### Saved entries
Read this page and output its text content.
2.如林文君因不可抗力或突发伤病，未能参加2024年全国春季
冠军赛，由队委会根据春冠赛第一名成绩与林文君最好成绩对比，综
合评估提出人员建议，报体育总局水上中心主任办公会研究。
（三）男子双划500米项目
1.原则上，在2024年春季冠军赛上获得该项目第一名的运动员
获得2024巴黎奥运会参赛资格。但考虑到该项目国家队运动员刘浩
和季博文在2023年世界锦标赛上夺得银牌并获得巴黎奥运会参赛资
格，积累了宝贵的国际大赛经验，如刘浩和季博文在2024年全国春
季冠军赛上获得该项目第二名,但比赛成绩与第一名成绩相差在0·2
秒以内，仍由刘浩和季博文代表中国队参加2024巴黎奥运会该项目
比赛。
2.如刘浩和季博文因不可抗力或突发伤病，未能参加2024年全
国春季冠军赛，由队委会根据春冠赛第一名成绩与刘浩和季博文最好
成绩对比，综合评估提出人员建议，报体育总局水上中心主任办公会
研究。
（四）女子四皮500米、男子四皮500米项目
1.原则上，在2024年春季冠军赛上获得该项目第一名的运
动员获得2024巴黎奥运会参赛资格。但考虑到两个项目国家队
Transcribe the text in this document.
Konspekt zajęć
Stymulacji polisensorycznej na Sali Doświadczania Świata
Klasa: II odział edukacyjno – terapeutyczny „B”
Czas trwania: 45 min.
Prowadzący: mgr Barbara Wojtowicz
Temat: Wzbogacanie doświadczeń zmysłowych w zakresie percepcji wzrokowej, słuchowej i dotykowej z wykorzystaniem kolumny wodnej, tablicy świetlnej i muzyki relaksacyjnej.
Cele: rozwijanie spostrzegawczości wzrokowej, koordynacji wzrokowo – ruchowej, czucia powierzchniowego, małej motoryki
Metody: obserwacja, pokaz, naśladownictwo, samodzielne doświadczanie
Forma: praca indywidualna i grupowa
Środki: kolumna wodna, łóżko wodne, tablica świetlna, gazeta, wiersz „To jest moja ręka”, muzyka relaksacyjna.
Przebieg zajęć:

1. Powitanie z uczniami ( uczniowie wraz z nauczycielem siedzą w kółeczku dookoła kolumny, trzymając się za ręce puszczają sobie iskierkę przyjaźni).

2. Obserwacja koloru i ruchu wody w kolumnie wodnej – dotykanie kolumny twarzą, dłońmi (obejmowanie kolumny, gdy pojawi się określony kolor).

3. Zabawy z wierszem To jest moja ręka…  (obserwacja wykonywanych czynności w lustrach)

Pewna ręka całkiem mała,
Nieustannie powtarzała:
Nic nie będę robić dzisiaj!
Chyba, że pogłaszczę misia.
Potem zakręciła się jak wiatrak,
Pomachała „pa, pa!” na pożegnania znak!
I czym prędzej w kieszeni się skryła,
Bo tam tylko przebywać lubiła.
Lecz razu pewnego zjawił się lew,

### WHAT TO DO
Find every line in the records above that holds the word "moja", and copy each one.

### FULL RESPONSE
Środki: kolumna wodna, łóżko wodne, tablica świetlna, gazeta, wiersz „To jest moja ręka”, muzyka relaksacyjna.
3. Zabawy z wierszem To jest moja ręka…  (obserwacja wykonywanych czynności w lustrach)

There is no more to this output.